• _Objectives_
(A) Answer these questions from the comments on the atomic bombings:
(i) On what date did the USSR declare war on Japan?
(ii) In which French newspaper did Albert Camus address the bombing of Hiroshima?
(iii) What was the title of the 1946 report by the Federal Council of Churches?
(B) Write a continuation of the comments on the atomic bombings, starting after the last sentence shown.

• _Passage to read_
Raymond Takashi Swenson | 10:49 a.m. Aug. 5, 2008
The circumstances around the use of the atomic bombs are complex. First, if the Allies had offered to Japan the kind of Occupation regime that was in fact administered by Douglas MacArthur, there is a possibility that enough of the Japanese leaders would have accepted it to make surrender possible. However, there were also factions in the military who opposed surrender under any circumstances, and on the day the decision was made to surrender, they attempted a coup. Most major cities had already been destroyed by mass firebomb raids that killed as many as the atomic bombs. The USSR, neutral against Japan till then, declared war on August 9 and prepared to invade from the north. The State Department wanted to scare the Soviets with the A-bombs. The Army wanted to show it hadn't wasted the money in the Manhattan project. A US invasion would have killed a million people on both sides. Truman justified use of the A-bombs, but refused to use them in Korea even when the US was losing. Today, Sam Nunn and other good men propose gradual nuclear disarmament, because nuclear weapons must be used at the start of war or be lost to nuclear attack.
Two points of view | 11:01 a.m. Aug. 5, 2008
Those who argue in favor of the decision to drop the bombs generally assert that they caused the Japanese surrender, preventing massive casualties on both sides in the planned invasion of Japan.

Those who argue against the decision to drop the bombs characterize them as inherently immoral, war crimes or, crimes against humanity and/or state terrorism. They may also argue that they were militarily unnecessary.

Either way, congratulations are in order to Dick Sherwood, and Takashi Hiraoka for having the courage to NOT keep silent on this horrific time in our history and to the school administrators responsible for putting this issue in the limelight when it has been swept under the carpet for years.
an immoral act | 11:06 a.m. Aug. 5, 2008
On August 8, 1945, Albert Camus addressed the bombing of Hiroshima in an editorial in the French newspaper Combat:

"Mechanized civilization has just reached the ultimate stage of barbarism. In a near future, we will have to choose between mass suicide and intelligent use of scientific conquests[...] This can no longer be simply a prayer; it must become an order which goes upward from the peoples to the governments, an order to make a definitive choice between hell and reason."
In 1946, a report by the Federal Council of Churches entitled Atomic Warfare and the Christian Faith, includes the following passage:

"As American Christians, we are deeply penitent for the irresponsible use already made of the atomic bomb. We are agreed that, whatever be one's judgment of the war in principle, the surprise bombings of Hiroshima and Nagasaki are morally indefensible."

Listings of boxed layout items
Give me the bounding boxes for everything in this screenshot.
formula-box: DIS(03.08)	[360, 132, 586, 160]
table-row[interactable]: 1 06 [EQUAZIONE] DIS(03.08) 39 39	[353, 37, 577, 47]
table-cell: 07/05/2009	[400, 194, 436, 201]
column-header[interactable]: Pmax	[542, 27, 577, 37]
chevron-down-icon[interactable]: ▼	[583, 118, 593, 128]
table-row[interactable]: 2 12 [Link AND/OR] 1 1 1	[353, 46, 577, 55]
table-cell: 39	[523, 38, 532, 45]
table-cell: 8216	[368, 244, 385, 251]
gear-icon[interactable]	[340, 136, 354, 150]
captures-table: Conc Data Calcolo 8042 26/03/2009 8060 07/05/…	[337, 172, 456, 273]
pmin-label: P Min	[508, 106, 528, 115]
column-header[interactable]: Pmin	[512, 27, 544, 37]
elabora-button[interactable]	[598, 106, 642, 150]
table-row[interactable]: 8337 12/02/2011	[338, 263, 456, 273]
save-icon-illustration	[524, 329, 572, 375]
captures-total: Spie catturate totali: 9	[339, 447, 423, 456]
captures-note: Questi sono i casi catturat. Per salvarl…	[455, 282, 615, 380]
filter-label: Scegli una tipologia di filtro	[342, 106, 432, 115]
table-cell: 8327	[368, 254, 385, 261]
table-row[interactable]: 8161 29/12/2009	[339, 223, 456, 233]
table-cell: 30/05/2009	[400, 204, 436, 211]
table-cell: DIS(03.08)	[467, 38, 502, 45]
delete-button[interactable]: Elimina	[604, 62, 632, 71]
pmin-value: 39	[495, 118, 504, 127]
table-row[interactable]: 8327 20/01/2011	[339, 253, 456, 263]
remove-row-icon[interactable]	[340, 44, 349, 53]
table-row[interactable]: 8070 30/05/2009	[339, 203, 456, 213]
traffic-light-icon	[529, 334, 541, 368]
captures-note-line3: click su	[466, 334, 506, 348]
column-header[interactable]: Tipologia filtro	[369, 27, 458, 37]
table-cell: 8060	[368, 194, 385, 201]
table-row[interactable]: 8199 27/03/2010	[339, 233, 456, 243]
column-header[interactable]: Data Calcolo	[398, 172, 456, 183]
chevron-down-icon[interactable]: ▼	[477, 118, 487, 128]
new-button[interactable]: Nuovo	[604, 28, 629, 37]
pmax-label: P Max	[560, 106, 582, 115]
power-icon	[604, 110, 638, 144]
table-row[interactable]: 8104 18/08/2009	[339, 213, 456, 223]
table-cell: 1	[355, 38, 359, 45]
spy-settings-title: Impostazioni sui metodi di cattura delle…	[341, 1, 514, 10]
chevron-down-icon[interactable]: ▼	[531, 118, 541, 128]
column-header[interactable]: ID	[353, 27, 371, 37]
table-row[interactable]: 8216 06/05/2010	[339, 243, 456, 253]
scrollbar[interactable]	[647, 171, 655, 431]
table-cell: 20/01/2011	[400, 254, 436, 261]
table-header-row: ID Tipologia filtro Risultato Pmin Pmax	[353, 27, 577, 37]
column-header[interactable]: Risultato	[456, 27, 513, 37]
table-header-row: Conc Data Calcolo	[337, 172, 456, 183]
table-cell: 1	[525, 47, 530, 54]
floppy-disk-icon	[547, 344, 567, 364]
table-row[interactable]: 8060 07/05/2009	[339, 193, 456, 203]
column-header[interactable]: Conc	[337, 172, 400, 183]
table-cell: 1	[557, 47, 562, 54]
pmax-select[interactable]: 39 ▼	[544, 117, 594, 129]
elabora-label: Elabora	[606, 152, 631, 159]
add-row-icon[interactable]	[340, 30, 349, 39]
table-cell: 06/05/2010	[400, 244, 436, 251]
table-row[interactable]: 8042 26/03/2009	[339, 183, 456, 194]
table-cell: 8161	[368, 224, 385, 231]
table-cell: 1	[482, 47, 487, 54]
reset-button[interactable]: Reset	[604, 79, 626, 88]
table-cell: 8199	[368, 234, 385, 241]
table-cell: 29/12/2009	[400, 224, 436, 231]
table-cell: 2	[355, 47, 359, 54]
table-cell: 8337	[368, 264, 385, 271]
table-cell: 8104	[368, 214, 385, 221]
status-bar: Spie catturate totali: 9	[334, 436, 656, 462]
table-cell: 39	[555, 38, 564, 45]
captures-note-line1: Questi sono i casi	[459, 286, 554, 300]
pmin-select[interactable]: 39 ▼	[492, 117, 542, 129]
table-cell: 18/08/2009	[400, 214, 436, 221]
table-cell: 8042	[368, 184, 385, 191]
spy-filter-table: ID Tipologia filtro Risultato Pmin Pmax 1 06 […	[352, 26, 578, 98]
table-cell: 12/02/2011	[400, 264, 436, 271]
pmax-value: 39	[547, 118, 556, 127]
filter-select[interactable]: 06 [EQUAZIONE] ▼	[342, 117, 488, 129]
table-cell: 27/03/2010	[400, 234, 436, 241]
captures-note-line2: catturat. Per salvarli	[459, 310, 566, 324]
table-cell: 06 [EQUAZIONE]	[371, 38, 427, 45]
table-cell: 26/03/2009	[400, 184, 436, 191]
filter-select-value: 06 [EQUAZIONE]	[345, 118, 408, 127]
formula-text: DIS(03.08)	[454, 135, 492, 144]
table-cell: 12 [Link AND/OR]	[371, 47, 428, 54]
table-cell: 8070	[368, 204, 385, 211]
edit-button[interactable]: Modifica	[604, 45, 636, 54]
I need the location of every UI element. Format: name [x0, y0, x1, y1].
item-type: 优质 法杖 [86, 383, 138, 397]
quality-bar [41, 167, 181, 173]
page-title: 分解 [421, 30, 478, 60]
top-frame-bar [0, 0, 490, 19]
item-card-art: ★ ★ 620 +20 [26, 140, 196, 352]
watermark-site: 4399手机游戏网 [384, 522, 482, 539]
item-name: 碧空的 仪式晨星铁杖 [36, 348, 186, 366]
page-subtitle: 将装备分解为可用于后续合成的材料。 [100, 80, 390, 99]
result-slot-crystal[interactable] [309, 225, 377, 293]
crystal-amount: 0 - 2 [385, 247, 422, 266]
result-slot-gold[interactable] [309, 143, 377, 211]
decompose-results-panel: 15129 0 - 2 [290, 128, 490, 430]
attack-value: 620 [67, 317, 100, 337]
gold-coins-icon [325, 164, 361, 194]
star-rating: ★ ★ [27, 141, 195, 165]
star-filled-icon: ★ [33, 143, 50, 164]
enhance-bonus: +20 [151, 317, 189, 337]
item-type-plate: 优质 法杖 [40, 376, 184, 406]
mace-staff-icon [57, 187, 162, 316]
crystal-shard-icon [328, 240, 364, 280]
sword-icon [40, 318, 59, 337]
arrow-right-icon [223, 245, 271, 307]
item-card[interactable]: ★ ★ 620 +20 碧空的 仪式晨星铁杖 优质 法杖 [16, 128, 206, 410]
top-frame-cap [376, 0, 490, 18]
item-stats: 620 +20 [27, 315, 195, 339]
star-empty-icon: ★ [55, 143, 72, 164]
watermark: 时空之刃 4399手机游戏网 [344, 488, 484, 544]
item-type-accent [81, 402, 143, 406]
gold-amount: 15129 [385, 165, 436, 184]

• _Responses to the tasks_
(A)
(i) August 9
(ii) Combat
(iii) Atomic Warfare and the Christian Faith

(B)
Bombings as war crimes | 11:09 a.m. Aug. 5, 2008
A number of notable individuals and organizations have criticized the bombings, many of them characterizing them as war crimes, crimes against humanity, and/or state terrorism. Two early critics of the bombings were Albert Einstein and Leo Szilard, who had together spurred the first bomb research in 1939 with a jointly written letter to President Roosevelt. Szilard, who had gone on to play a major role in the Manhattan Project, argued:

"Let me say only this much to the moral issue involved: Suppose Germany had developed two bombs before we had any bombs. And suppose Germany had dropped one bomb, say, on Rochester and the other on Buffalo, and then having run out of bombs she would have lost the war. Can anyone doubt that we would then have defined the dropping of atomic bombs on cities as a war crime, and that we would have sentenced the Germans who were guilty of this crime to death at Nuremberg and hanged them?"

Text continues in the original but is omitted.